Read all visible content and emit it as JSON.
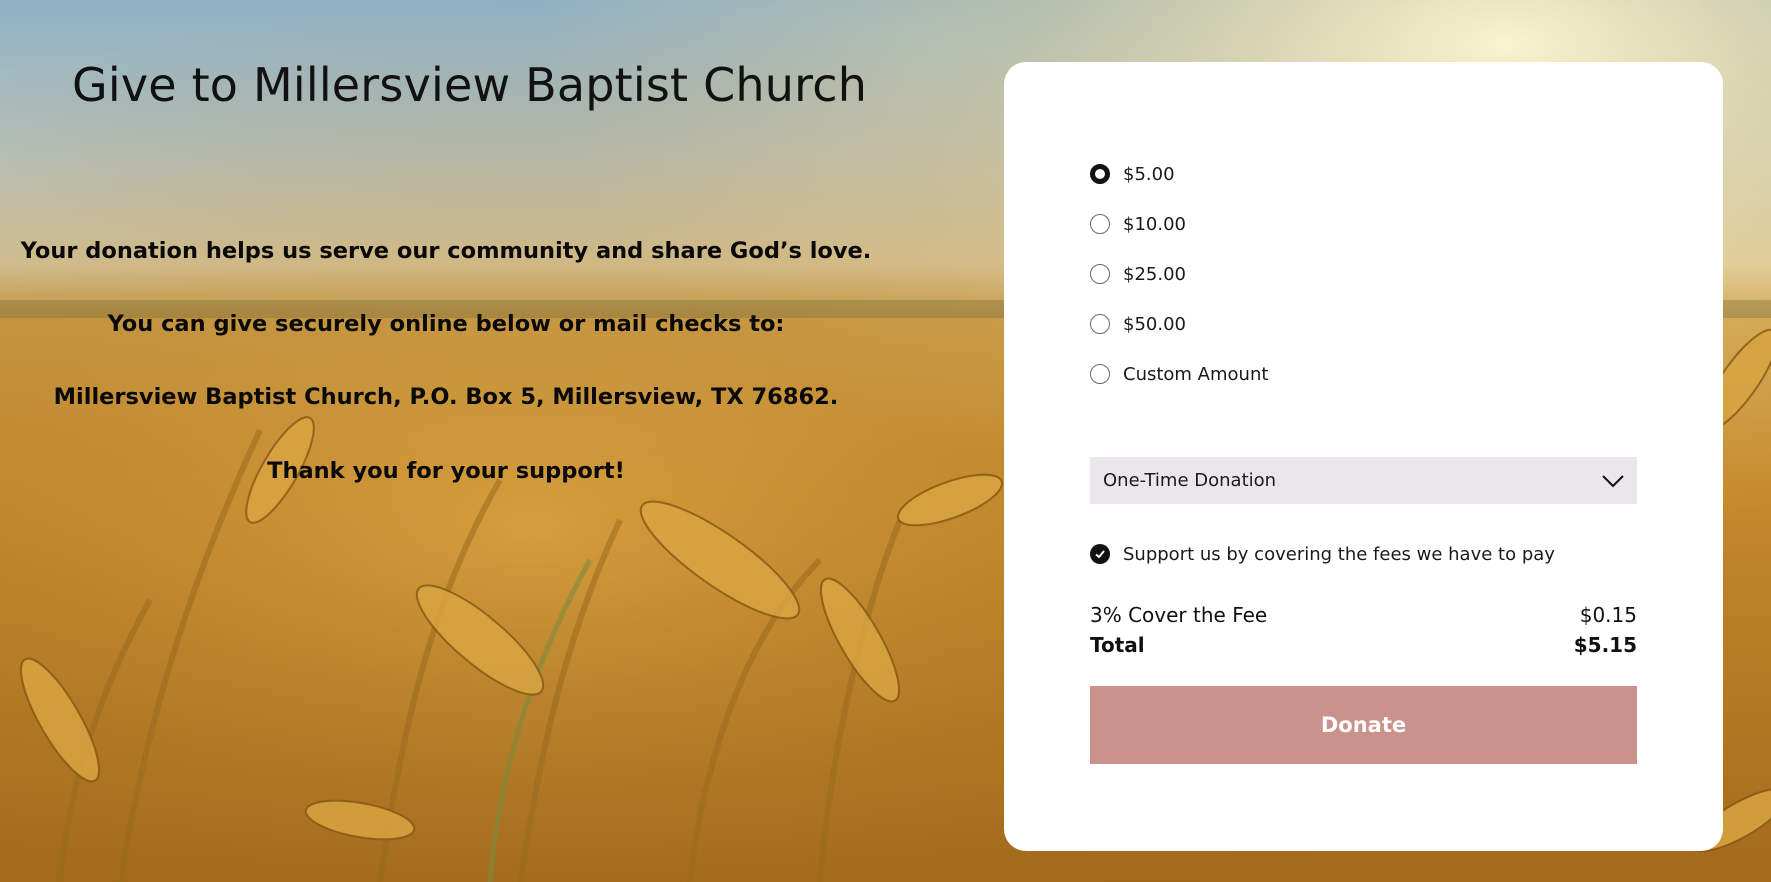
{
  "page": {
    "title": "Give to Millersview Baptist Church",
    "lines": [
      "Your donation helps us serve our community and share God’s love.",
      "You can give securely online below or mail checks to:",
      "Millersview Baptist Church, P.O. Box 5, Millersview, TX 76862.",
      "Thank you for your support!"
    ]
  },
  "form": {
    "amounts": [
      {
        "label": "$5.00",
        "selected": true
      },
      {
        "label": "$10.00",
        "selected": false
      },
      {
        "label": "$25.00",
        "selected": false
      },
      {
        "label": "$50.00",
        "selected": false
      },
      {
        "label": "Custom Amount",
        "selected": false
      }
    ],
    "frequency": {
      "selected": "One-Time Donation",
      "icon": "chevron-down-icon"
    },
    "cover_fees": {
      "label": "Support us by covering the fees we have to pay",
      "checked": true
    },
    "fee": {
      "label": "3% Cover the Fee",
      "value": "$0.15"
    },
    "total": {
      "label": "Total",
      "value": "$5.15"
    },
    "donate_label": "Donate"
  },
  "colors": {
    "donate_button": "#cb928d",
    "card": "#ffffff",
    "select_bg": "#e9e7ec"
  }
}
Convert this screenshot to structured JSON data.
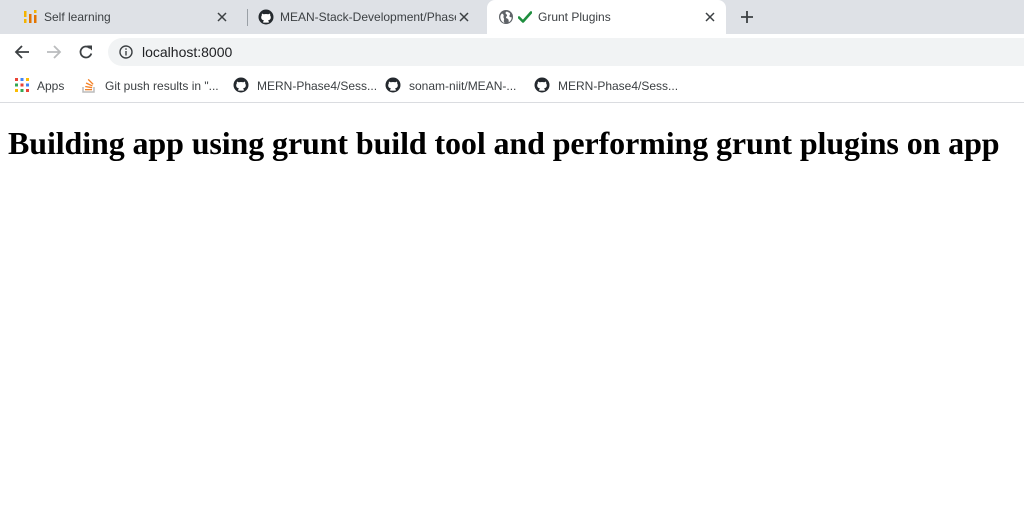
{
  "tabs": [
    {
      "title": "Self learning",
      "icon": "bar-chart-icon"
    },
    {
      "title": "MEAN-Stack-Development/Phase",
      "icon": "github-icon"
    },
    {
      "title": "Grunt Plugins",
      "icon": "globe-icon",
      "badge_icon": "checkmark-icon",
      "active": true
    }
  ],
  "toolbar": {
    "url": "localhost:8000"
  },
  "bookmarks": [
    {
      "label": "Apps",
      "icon": "apps-grid-icon"
    },
    {
      "label": "Git push results in \"...",
      "icon": "stackoverflow-icon"
    },
    {
      "label": "MERN-Phase4/Sess...",
      "icon": "github-icon"
    },
    {
      "label": "sonam-niit/MEAN-...",
      "icon": "github-icon"
    },
    {
      "label": "MERN-Phase4/Sess...",
      "icon": "github-icon"
    }
  ],
  "page": {
    "heading": "Building app using grunt build tool and performing grunt plugins on app"
  },
  "colors": {
    "tabstrip_bg": "#dee1e6",
    "omnibox_bg": "#f1f3f4",
    "check_green": "#1e8e3e"
  }
}
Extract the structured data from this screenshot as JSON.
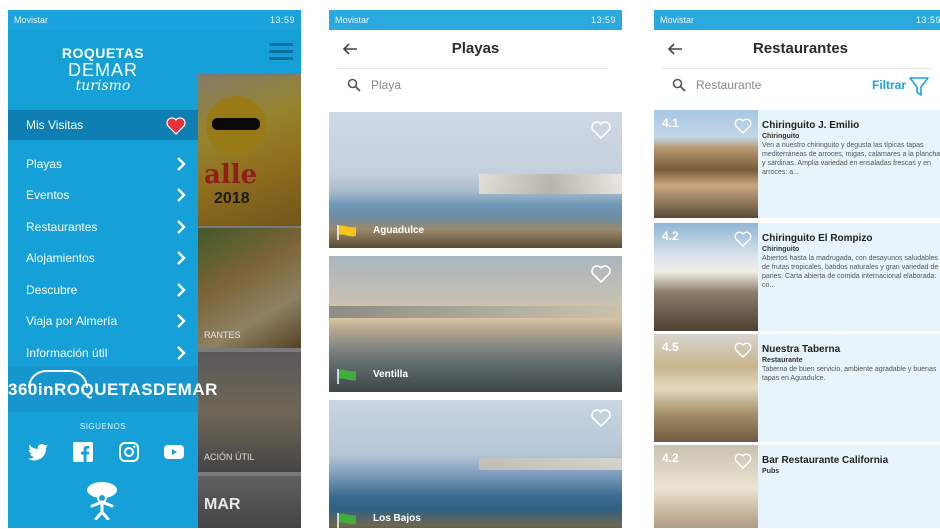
{
  "status": {
    "carrier": "Movistar",
    "time": "13:59"
  },
  "screen1": {
    "logo": {
      "line1": "ROQUETAS",
      "line2": "DEMAR",
      "line3": "turismo"
    },
    "header_item": "Mis Visitas",
    "menu": [
      "Playas",
      "Eventos",
      "Restaurantes",
      "Alojamientos",
      "Descubre",
      "Viaja por Almería",
      "Información útil"
    ],
    "brand360": "360inROQUETASDEMAR",
    "follow_label": "SIGUENOS",
    "social_icons": [
      "twitter-icon",
      "facebook-icon",
      "instagram-icon",
      "youtube-icon"
    ],
    "bg_labels": {
      "tile2": "RANTES",
      "tile3": "ACIÓN ÚTIL",
      "tile4": "MAR",
      "tile1_text": "alle",
      "tile1_year": "2018"
    }
  },
  "screen2": {
    "title": "Playas",
    "search_placeholder": "Playa",
    "beaches": [
      {
        "name": "Aguadulce",
        "flag_color": "#f5c518"
      },
      {
        "name": "Ventilla",
        "flag_color": "#3fae3a"
      },
      {
        "name": "Los Bajos",
        "flag_color": "#3fae3a"
      }
    ]
  },
  "screen3": {
    "title": "Restaurantes",
    "search_placeholder": "Restaurante",
    "filter_label": "Filtrar",
    "restaurants": [
      {
        "rating": "4.1",
        "name": "Chiringuito J. Emilio",
        "type": "Chiringuito",
        "desc": "Ven a nuestro chiringuito y degusta las típicas tapas mediterráneas de arroces, migas, calamares a la plancha y sardinas. Amplia variedad en ensaladas frescas y en arroces: a..."
      },
      {
        "rating": "4.2",
        "name": "Chiringuito El Rompizo",
        "type": "Chiringuito",
        "desc": "Abiertos hasta la madrugada, con desayunos saludables de frutas tropicales, batidos naturales y gran variedad de panes. Carta abierta de comida internacional elaborada: co..."
      },
      {
        "rating": "4.5",
        "name": "Nuestra Taberna",
        "type": "Restaurante",
        "desc": "Taberna de buen servicio, ambiente agradable y buenas tapas en Aguadulce."
      },
      {
        "rating": "4.2",
        "name": "Bar Restaurante California",
        "type": "Pubs",
        "desc": ""
      }
    ]
  },
  "colors": {
    "primary": "#16a0d8",
    "dark": "#0f7eb2",
    "heart": "#e8333b"
  }
}
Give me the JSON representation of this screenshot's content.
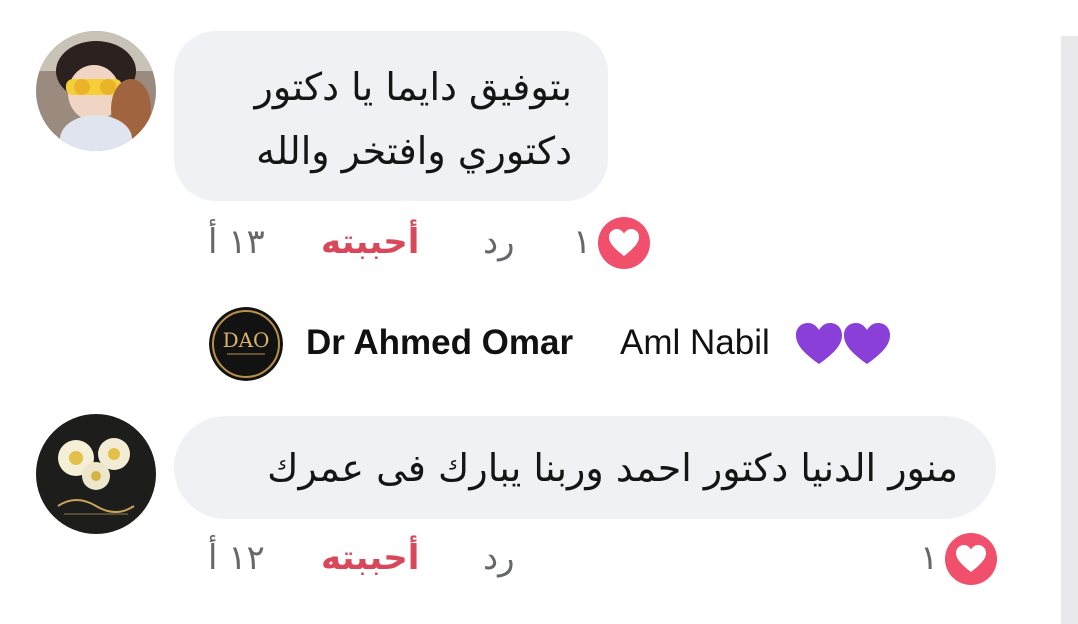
{
  "comments": [
    {
      "text": "بتوفيق دايما يا دكتور\nدكتوري وافتخر والله",
      "time": "١٣ أ",
      "like_label": "أحببته",
      "reply_label": "رد",
      "reaction_count": "١",
      "reaction_icon": "heart-icon"
    },
    {
      "text": "منور الدنيا دكتور احمد وربنا يبارك فى عمرك",
      "time": "١٢ أ",
      "like_label": "أحببته",
      "reply_label": "رد",
      "reaction_count": "١",
      "reaction_icon": "heart-icon"
    }
  ],
  "page_reply": {
    "author": "Dr Ahmed Omar",
    "mention": "Aml Nabil",
    "emoji": "purple-heart-icon purple-heart-icon",
    "avatar_monogram": "DAO"
  },
  "colors": {
    "bubble": "#f0f1f4",
    "like_text": "#d9475a",
    "heart_badge": "#f0506c",
    "secondary_text": "#65676b",
    "purple_heart": "#8b3fd9"
  }
}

* **Task details**
Repeat the data exactly, dropping every picture it holds.

* **Result for this task**
Read all visible content and emit it as JSON.
{
  "page": {
    "title": "Give to Millersview Baptist Church",
    "lines": [
      "Your donation helps us serve our community and share God’s love.",
      "You can give securely online below or mail checks to:",
      "Millersview Baptist Church, P.O. Box 5, Millersview, TX 76862.",
      "Thank you for your support!"
    ]
  },
  "form": {
    "amounts": [
      {
        "label": "$5.00",
        "selected": true
      },
      {
        "label": "$10.00",
        "selected": false
      },
      {
        "label": "$25.00",
        "selected": false
      },
      {
        "label": "$50.00",
        "selected": false
      },
      {
        "label": "Custom Amount",
        "selected": false
      }
    ],
    "frequency": {
      "selected": "One-Time Donation",
      "icon": "chevron-down-icon"
    },
    "cover_fees": {
      "label": "Support us by covering the fees we have to pay",
      "checked": true
    },
    "fee": {
      "label": "3% Cover the Fee",
      "value": "$0.15"
    },
    "total": {
      "label": "Total",
      "value": "$5.15"
    },
    "donate_label": "Donate"
  },
  "colors": {
    "donate_button": "#cb928d",
    "card": "#ffffff",
    "select_bg": "#e9e7ec"
  }
}
Convert this screenshot to structured JSON data.
{
  "tabs": [
    {
      "title": "Self learning",
      "icon": "bar-chart-icon"
    },
    {
      "title": "MEAN-Stack-Development/Phase",
      "icon": "github-icon"
    },
    {
      "title": "Grunt Plugins",
      "icon": "globe-icon",
      "badge_icon": "checkmark-icon",
      "active": true
    }
  ],
  "toolbar": {
    "url": "localhost:8000"
  },
  "bookmarks": [
    {
      "label": "Apps",
      "icon": "apps-grid-icon"
    },
    {
      "label": "Git push results in \"...",
      "icon": "stackoverflow-icon"
    },
    {
      "label": "MERN-Phase4/Sess...",
      "icon": "github-icon"
    },
    {
      "label": "sonam-niit/MEAN-...",
      "icon": "github-icon"
    },
    {
      "label": "MERN-Phase4/Sess...",
      "icon": "github-icon"
    }
  ],
  "page": {
    "heading": "Building app using grunt build tool and performing grunt plugins on app"
  },
  "colors": {
    "tabstrip_bg": "#dee1e6",
    "omnibox_bg": "#f1f3f4",
    "check_green": "#1e8e3e"
  }
}
Extract the structured data from this screenshot as JSON.
{
  "status": {
    "carrier": "Movistar",
    "time": "13:59"
  },
  "screen1": {
    "logo": {
      "line1": "ROQUETAS",
      "line2": "DEMAR",
      "line3": "turismo"
    },
    "header_item": "Mis Visitas",
    "menu": [
      "Playas",
      "Eventos",
      "Restaurantes",
      "Alojamientos",
      "Descubre",
      "Viaja por Almería",
      "Información útil"
    ],
    "brand360": "360inROQUETASDEMAR",
    "follow_label": "SIGUENOS",
    "social_icons": [
      "twitter-icon",
      "facebook-icon",
      "instagram-icon",
      "youtube-icon"
    ],
    "bg_labels": {
      "tile2": "RANTES",
      "tile3": "ACIÓN ÚTIL",
      "tile4": "MAR",
      "tile1_text": "alle",
      "tile1_year": "2018"
    }
  },
  "screen2": {
    "title": "Playas",
    "search_placeholder": "Playa",
    "beaches": [
      {
        "name": "Aguadulce",
        "flag_color": "#f5c518"
      },
      {
        "name": "Ventilla",
        "flag_color": "#3fae3a"
      },
      {
        "name": "Los Bajos",
        "flag_color": "#3fae3a"
      }
    ]
  },
  "screen3": {
    "title": "Restaurantes",
    "search_placeholder": "Restaurante",
    "filter_label": "Filtrar",
    "restaurants": [
      {
        "rating": "4.1",
        "name": "Chiringuito J. Emilio",
        "type": "Chiringuito",
        "desc": "Ven a nuestro chiringuito y degusta las típicas tapas mediterráneas de arroces, migas, calamares a la plancha y sardinas. Amplia variedad en ensaladas frescas y en arroces: a..."
      },
      {
        "rating": "4.2",
        "name": "Chiringuito El Rompizo",
        "type": "Chiringuito",
        "desc": "Abiertos hasta la madrugada, con desayunos saludables de frutas tropicales, batidos naturales y gran variedad de panes. Carta abierta de comida internacional elaborada: co..."
      },
      {
        "rating": "4.5",
        "name": "Nuestra Taberna",
        "type": "Restaurante",
        "desc": "Taberna de buen servicio, ambiente agradable y buenas tapas en Aguadulce."
      },
      {
        "rating": "4.2",
        "name": "Bar Restaurante California",
        "type": "Pubs",
        "desc": ""
      }
    ]
  },
  "colors": {
    "primary": "#16a0d8",
    "dark": "#0f7eb2",
    "heart": "#e8333b"
  }
}
Give me the JSON representation of this screenshot's content.
{
  "comments": [
    {
      "text": "بتوفيق دايما يا دكتور\nدكتوري وافتخر والله",
      "time": "١٣ أ",
      "like_label": "أحببته",
      "reply_label": "رد",
      "reaction_count": "١",
      "reaction_icon": "heart-icon"
    },
    {
      "text": "منور الدنيا دكتور احمد وربنا يبارك فى عمرك",
      "time": "١٢ أ",
      "like_label": "أحببته",
      "reply_label": "رد",
      "reaction_count": "١",
      "reaction_icon": "heart-icon"
    }
  ],
  "page_reply": {
    "author": "Dr Ahmed Omar",
    "mention": "Aml Nabil",
    "emoji": "purple-heart-icon purple-heart-icon",
    "avatar_monogram": "DAO"
  },
  "colors": {
    "bubble": "#f0f1f4",
    "like_text": "#d9475a",
    "heart_badge": "#f0506c",
    "secondary_text": "#65676b",
    "purple_heart": "#8b3fd9"
  }
}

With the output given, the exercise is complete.